[Begin Input rows]

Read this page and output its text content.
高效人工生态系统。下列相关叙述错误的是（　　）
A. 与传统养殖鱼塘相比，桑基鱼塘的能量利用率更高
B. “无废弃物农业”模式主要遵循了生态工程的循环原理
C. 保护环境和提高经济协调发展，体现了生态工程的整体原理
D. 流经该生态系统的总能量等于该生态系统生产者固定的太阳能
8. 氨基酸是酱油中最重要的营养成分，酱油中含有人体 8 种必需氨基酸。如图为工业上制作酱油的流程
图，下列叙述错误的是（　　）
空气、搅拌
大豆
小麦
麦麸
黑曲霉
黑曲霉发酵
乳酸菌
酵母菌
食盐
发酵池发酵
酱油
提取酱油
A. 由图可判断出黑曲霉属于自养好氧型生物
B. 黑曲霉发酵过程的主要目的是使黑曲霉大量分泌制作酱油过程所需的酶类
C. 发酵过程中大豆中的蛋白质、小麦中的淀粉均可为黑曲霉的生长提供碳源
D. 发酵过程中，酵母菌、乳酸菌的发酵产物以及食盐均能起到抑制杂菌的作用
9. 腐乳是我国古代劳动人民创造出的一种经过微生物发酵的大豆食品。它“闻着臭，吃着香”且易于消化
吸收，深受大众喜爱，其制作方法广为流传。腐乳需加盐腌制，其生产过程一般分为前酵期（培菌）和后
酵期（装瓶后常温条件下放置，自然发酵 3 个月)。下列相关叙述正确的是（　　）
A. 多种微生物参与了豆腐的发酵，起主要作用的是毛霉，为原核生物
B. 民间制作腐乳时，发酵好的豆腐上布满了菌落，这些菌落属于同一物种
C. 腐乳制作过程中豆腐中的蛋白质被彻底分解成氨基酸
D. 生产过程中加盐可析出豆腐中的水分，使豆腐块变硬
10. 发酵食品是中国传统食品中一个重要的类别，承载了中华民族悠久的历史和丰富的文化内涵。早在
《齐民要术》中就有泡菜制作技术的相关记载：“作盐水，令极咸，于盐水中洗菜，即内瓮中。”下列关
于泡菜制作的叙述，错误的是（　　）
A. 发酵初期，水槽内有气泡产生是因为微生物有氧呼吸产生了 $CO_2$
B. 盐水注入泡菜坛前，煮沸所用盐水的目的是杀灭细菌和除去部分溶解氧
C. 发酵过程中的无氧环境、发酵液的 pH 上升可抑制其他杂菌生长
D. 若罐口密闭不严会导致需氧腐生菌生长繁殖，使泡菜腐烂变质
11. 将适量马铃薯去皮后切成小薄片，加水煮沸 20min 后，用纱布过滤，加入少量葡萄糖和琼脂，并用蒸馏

[End Input rows]

**Problem statement**
Retype every record above exactly as written.

**Output for this exercise**
Read this page and output its text content.
高效人工生态系统。下列相关叙述错误的是（　　）
A. 与传统养殖鱼塘相比，桑基鱼塘的能量利用率更高
B. “无废弃物农业”模式主要遵循了生态工程的循环原理
C. 保护环境和提高经济协调发展，体现了生态工程的整体原理
D. 流经该生态系统的总能量等于该生态系统生产者固定的太阳能
8. 氨基酸是酱油中最重要的营养成分，酱油中含有人体 8 种必需氨基酸。如图为工业上制作酱油的流程
图，下列叙述错误的是（　　）
空气、搅拌
大豆
小麦
麦麸
黑曲霉
黑曲霉发酵
乳酸菌
酵母菌
食盐
发酵池发酵
酱油
提取酱油
A. 由图可判断出黑曲霉属于自养好氧型生物
B. 黑曲霉发酵过程的主要目的是使黑曲霉大量分泌制作酱油过程所需的酶类
C. 发酵过程中大豆中的蛋白质、小麦中的淀粉均可为黑曲霉的生长提供碳源
D. 发酵过程中，酵母菌、乳酸菌的发酵产物以及食盐均能起到抑制杂菌的作用
9. 腐乳是我国古代劳动人民创造出的一种经过微生物发酵的大豆食品。它“闻着臭，吃着香”且易于消化
吸收，深受大众喜爱，其制作方法广为流传。腐乳需加盐腌制，其生产过程一般分为前酵期（培菌）和后
酵期（装瓶后常温条件下放置，自然发酵 3 个月)。下列相关叙述正确的是（　　）
A. 多种微生物参与了豆腐的发酵，起主要作用的是毛霉，为原核生物
B. 民间制作腐乳时，发酵好的豆腐上布满了菌落，这些菌落属于同一物种
C. 腐乳制作过程中豆腐中的蛋白质被彻底分解成氨基酸
D. 生产过程中加盐可析出豆腐中的水分，使豆腐块变硬
10. 发酵食品是中国传统食品中一个重要的类别，承载了中华民族悠久的历史和丰富的文化内涵。早在
《齐民要术》中就有泡菜制作技术的相关记载：“作盐水，令极咸，于盐水中洗菜，即内瓮中。”下列关
于泡菜制作的叙述，错误的是（　　）
A. 发酵初期，水槽内有气泡产生是因为微生物有氧呼吸产生了 $CO_2$
B. 盐水注入泡菜坛前，煮沸所用盐水的目的是杀灭细菌和除去部分溶解氧
C. 发酵过程中的无氧环境、发酵液的 pH 上升可抑制其他杂菌生长
D. 若罐口密闭不严会导致需氧腐生菌生长繁殖，使泡菜腐烂变质
11. 将适量马铃薯去皮后切成小薄片，加水煮沸 20min 后，用纱布过滤，加入少量葡萄糖和琼脂，并用蒸馏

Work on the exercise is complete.